## Aim of the task:
Write out every entry exactly as it stands.

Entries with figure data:
--- start ---

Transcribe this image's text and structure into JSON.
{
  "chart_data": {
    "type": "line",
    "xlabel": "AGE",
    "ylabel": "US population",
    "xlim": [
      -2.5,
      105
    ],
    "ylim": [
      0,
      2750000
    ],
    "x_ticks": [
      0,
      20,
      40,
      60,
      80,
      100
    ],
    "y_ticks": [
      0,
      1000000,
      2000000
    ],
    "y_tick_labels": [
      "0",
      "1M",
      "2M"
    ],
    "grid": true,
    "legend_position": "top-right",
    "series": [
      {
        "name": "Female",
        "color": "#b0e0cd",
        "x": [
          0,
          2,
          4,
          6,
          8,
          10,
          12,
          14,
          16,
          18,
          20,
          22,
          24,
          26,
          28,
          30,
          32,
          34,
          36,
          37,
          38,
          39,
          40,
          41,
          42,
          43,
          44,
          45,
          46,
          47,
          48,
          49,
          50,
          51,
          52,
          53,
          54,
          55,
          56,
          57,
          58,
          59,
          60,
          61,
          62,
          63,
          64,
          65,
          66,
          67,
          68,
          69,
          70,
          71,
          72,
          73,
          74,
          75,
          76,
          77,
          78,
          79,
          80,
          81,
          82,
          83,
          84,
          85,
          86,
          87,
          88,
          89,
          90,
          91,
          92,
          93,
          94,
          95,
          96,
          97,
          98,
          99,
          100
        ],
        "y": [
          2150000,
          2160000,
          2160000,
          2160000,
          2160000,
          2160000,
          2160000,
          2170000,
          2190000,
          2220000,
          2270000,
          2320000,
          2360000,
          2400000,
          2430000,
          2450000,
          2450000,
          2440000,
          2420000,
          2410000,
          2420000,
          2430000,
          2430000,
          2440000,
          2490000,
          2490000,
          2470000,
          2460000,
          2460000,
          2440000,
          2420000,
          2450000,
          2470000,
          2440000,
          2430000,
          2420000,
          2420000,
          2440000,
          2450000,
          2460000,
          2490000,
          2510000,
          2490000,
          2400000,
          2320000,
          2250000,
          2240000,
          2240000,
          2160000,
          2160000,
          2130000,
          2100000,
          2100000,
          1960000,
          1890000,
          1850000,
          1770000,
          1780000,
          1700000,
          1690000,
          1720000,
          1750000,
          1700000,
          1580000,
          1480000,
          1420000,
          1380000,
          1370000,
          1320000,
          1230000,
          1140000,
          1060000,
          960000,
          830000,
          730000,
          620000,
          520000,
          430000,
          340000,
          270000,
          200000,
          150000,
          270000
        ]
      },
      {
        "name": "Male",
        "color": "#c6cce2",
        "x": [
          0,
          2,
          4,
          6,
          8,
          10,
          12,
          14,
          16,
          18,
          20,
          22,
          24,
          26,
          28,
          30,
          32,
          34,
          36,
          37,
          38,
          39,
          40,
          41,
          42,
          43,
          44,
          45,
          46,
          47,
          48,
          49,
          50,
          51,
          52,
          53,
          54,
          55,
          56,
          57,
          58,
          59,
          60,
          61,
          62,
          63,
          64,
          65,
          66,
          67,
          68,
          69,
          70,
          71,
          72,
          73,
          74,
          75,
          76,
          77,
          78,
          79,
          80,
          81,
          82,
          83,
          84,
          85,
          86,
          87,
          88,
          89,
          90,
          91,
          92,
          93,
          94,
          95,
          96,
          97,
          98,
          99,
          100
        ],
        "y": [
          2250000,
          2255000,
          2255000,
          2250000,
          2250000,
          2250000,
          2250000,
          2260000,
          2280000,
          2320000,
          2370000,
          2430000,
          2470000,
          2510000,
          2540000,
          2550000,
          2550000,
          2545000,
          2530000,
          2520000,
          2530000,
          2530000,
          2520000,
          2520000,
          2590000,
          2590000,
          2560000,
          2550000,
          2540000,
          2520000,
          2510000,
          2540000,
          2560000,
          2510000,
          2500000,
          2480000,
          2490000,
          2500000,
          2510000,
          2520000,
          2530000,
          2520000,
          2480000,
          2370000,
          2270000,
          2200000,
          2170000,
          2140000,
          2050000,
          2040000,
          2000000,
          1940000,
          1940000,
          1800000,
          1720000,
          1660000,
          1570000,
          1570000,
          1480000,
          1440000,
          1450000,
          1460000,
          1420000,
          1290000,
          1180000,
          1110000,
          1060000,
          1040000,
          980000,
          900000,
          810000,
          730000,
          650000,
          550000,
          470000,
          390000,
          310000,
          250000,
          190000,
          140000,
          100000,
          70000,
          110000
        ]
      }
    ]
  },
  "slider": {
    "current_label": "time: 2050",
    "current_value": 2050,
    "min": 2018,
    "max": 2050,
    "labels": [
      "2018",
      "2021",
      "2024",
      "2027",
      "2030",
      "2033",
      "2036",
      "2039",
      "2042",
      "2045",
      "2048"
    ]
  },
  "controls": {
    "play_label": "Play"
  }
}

--- end ---

## Full answer:
Transcribe this image's text and structure into JSON.
{
  "chart_data": {
    "type": "line",
    "xlabel": "AGE",
    "ylabel": "US population",
    "xlim": [
      -2.5,
      105
    ],
    "ylim": [
      0,
      2750000
    ],
    "x_ticks": [
      0,
      20,
      40,
      60,
      80,
      100
    ],
    "y_ticks": [
      0,
      1000000,
      2000000
    ],
    "y_tick_labels": [
      "0",
      "1M",
      "2M"
    ],
    "grid": true,
    "legend_position": "top-right",
    "series": [
      {
        "name": "Female",
        "color": "#b0e0cd",
        "x": [
          0,
          2,
          4,
          6,
          8,
          10,
          12,
          14,
          16,
          18,
          20,
          22,
          24,
          26,
          28,
          30,
          32,
          34,
          36,
          37,
          38,
          39,
          40,
          41,
          42,
          43,
          44,
          45,
          46,
          47,
          48,
          49,
          50,
          51,
          52,
          53,
          54,
          55,
          56,
          57,
          58,
          59,
          60,
          61,
          62,
          63,
          64,
          65,
          66,
          67,
          68,
          69,
          70,
          71,
          72,
          73,
          74,
          75,
          76,
          77,
          78,
          79,
          80,
          81,
          82,
          83,
          84,
          85,
          86,
          87,
          88,
          89,
          90,
          91,
          92,
          93,
          94,
          95,
          96,
          97,
          98,
          99,
          100
        ],
        "y": [
          2150000,
          2160000,
          2160000,
          2160000,
          2160000,
          2160000,
          2160000,
          2170000,
          2190000,
          2220000,
          2270000,
          2320000,
          2360000,
          2400000,
          2430000,
          2450000,
          2450000,
          2440000,
          2420000,
          2410000,
          2420000,
          2430000,
          2430000,
          2440000,
          2490000,
          2490000,
          2470000,
          2460000,
          2460000,
          2440000,
          2420000,
          2450000,
          2470000,
          2440000,
          2430000,
          2420000,
          2420000,
          2440000,
          2450000,
          2460000,
          2490000,
          2510000,
          2490000,
          2400000,
          2320000,
          2250000,
          2240000,
          2240000,
          2160000,
          2160000,
          2130000,
          2100000,
          2100000,
          1960000,
          1890000,
          1850000,
          1770000,
          1780000,
          1700000,
          1690000,
          1720000,
          1750000,
          1700000,
          1580000,
          1480000,
          1420000,
          1380000,
          1370000,
          1320000,
          1230000,
          1140000,
          1060000,
          960000,
          830000,
          730000,
          620000,
          520000,
          430000,
          340000,
          270000,
          200000,
          150000,
          270000
        ]
      },
      {
        "name": "Male",
        "color": "#c6cce2",
        "x": [
          0,
          2,
          4,
          6,
          8,
          10,
          12,
          14,
          16,
          18,
          20,
          22,
          24,
          26,
          28,
          30,
          32,
          34,
          36,
          37,
          38,
          39,
          40,
          41,
          42,
          43,
          44,
          45,
          46,
          47,
          48,
          49,
          50,
          51,
          52,
          53,
          54,
          55,
          56,
          57,
          58,
          59,
          60,
          61,
          62,
          63,
          64,
          65,
          66,
          67,
          68,
          69,
          70,
          71,
          72,
          73,
          74,
          75,
          76,
          77,
          78,
          79,
          80,
          81,
          82,
          83,
          84,
          85,
          86,
          87,
          88,
          89,
          90,
          91,
          92,
          93,
          94,
          95,
          96,
          97,
          98,
          99,
          100
        ],
        "y": [
          2250000,
          2255000,
          2255000,
          2250000,
          2250000,
          2250000,
          2250000,
          2260000,
          2280000,
          2320000,
          2370000,
          2430000,
          2470000,
          2510000,
          2540000,
          2550000,
          2550000,
          2545000,
          2530000,
          2520000,
          2530000,
          2530000,
          2520000,
          2520000,
          2590000,
          2590000,
          2560000,
          2550000,
          2540000,
          2520000,
          2510000,
          2540000,
          2560000,
          2510000,
          2500000,
          2480000,
          2490000,
          2500000,
          2510000,
          2520000,
          2530000,
          2520000,
          2480000,
          2370000,
          2270000,
          2200000,
          2170000,
          2140000,
          2050000,
          2040000,
          2000000,
          1940000,
          1940000,
          1800000,
          1720000,
          1660000,
          1570000,
          1570000,
          1480000,
          1440000,
          1450000,
          1460000,
          1420000,
          1290000,
          1180000,
          1110000,
          1060000,
          1040000,
          980000,
          900000,
          810000,
          730000,
          650000,
          550000,
          470000,
          390000,
          310000,
          250000,
          190000,
          140000,
          100000,
          70000,
          110000
        ]
      }
    ]
  },
  "slider": {
    "current_label": "time: 2050",
    "current_value": 2050,
    "min": 2018,
    "max": 2050,
    "labels": [
      "2018",
      "2021",
      "2024",
      "2027",
      "2030",
      "2033",
      "2036",
      "2039",
      "2042",
      "2045",
      "2048"
    ]
  },
  "controls": {
    "play_label": "Play"
  }
}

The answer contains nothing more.